> _Required task_: Look through the records below and give the number of lines holding the string "icon", nothing more.

━━━━━ Exercise data

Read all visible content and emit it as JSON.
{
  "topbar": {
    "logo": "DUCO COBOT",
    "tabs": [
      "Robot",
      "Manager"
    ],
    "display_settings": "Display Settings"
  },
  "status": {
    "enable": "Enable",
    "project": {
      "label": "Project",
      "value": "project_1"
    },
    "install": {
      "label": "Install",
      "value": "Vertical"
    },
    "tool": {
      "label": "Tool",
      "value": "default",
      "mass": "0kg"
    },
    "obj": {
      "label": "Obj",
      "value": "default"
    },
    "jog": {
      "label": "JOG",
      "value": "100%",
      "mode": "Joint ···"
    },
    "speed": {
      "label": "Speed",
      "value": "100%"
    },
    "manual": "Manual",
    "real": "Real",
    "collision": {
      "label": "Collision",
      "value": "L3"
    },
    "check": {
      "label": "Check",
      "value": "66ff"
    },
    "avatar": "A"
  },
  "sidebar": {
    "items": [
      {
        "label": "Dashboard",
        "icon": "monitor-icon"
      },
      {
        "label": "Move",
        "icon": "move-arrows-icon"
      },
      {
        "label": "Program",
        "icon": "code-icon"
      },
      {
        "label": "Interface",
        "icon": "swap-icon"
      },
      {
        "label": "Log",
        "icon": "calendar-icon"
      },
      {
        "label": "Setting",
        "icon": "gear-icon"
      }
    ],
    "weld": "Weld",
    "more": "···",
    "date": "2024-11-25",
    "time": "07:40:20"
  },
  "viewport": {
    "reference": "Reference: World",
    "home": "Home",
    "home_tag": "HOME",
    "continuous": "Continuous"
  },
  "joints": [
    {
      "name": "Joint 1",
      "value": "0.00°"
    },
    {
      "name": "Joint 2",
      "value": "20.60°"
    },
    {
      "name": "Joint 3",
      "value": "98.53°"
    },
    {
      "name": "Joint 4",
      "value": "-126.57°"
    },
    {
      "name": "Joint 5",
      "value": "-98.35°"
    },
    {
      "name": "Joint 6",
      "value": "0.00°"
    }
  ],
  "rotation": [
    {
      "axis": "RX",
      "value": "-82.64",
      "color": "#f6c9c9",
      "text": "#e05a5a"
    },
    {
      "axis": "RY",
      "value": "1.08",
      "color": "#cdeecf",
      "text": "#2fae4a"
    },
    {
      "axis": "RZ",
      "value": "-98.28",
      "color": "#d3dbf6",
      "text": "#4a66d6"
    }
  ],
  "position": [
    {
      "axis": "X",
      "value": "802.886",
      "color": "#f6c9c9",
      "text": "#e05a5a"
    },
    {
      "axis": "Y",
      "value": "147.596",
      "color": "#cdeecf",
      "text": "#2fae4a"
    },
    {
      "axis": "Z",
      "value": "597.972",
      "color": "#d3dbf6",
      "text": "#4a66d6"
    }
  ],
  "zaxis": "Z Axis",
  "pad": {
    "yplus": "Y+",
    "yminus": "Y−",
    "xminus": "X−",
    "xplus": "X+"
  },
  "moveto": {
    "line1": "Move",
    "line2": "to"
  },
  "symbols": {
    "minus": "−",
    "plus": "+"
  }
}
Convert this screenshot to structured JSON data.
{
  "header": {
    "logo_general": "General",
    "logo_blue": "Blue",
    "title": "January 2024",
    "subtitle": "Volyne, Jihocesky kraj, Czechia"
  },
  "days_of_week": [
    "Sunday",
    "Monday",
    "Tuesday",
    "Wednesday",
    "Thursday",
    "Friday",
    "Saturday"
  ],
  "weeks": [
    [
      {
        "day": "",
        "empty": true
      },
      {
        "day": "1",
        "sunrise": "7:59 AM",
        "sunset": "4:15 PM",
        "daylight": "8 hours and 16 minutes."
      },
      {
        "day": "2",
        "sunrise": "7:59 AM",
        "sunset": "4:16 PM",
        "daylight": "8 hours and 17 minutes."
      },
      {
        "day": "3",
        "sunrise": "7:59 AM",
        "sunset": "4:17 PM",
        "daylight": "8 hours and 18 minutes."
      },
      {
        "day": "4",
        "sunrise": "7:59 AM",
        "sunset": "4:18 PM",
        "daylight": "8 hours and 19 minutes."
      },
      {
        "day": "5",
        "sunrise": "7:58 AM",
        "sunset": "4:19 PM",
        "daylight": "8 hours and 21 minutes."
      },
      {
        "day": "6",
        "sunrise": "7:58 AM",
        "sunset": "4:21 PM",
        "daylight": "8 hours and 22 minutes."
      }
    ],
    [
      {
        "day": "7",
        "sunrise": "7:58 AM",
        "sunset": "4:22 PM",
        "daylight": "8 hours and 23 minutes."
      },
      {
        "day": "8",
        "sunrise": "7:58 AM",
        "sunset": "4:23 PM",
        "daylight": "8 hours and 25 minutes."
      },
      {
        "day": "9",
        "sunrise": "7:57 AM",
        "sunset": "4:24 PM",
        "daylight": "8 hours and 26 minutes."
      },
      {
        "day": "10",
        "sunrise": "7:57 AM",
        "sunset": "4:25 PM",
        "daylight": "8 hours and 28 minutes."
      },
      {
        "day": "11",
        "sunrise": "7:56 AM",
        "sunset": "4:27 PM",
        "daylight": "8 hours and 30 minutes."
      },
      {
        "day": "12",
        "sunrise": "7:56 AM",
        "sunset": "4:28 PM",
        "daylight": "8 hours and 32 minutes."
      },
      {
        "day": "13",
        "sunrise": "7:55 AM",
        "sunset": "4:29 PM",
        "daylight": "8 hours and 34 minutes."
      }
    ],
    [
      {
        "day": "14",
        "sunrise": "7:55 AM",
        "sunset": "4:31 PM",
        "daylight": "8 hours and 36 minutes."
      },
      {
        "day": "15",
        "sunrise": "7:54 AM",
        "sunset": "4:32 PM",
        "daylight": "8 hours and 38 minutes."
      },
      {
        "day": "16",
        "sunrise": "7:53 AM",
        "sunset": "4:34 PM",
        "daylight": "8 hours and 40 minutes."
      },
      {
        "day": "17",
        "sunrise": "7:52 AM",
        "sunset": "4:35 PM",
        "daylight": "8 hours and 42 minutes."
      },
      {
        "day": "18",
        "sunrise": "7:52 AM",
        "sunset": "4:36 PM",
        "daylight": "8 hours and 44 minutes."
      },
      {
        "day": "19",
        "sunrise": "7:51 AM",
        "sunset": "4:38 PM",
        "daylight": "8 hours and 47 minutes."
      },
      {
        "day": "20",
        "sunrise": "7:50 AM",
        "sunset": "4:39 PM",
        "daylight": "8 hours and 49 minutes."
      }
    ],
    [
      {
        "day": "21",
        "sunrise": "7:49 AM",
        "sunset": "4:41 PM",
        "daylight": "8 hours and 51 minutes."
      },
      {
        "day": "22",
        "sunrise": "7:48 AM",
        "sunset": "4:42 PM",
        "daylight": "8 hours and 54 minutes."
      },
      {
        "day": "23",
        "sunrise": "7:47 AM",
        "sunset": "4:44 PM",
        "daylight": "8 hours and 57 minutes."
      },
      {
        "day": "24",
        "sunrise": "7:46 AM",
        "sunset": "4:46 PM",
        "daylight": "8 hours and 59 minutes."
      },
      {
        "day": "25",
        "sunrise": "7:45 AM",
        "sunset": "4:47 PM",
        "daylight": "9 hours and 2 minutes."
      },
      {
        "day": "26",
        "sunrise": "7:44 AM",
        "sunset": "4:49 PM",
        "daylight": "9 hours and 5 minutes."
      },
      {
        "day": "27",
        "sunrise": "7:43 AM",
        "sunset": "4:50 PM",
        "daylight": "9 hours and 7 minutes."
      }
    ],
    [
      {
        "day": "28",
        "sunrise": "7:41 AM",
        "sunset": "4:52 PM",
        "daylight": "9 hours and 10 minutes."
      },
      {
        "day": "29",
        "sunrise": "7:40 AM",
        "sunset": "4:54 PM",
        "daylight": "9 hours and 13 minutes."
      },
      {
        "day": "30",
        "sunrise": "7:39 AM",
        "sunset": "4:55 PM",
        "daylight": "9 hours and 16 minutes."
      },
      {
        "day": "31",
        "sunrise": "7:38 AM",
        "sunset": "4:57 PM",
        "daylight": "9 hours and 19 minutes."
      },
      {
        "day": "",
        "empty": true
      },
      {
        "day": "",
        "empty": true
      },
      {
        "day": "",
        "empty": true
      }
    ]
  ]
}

━━━━━━━━━━

> _Solution for this problem_: 6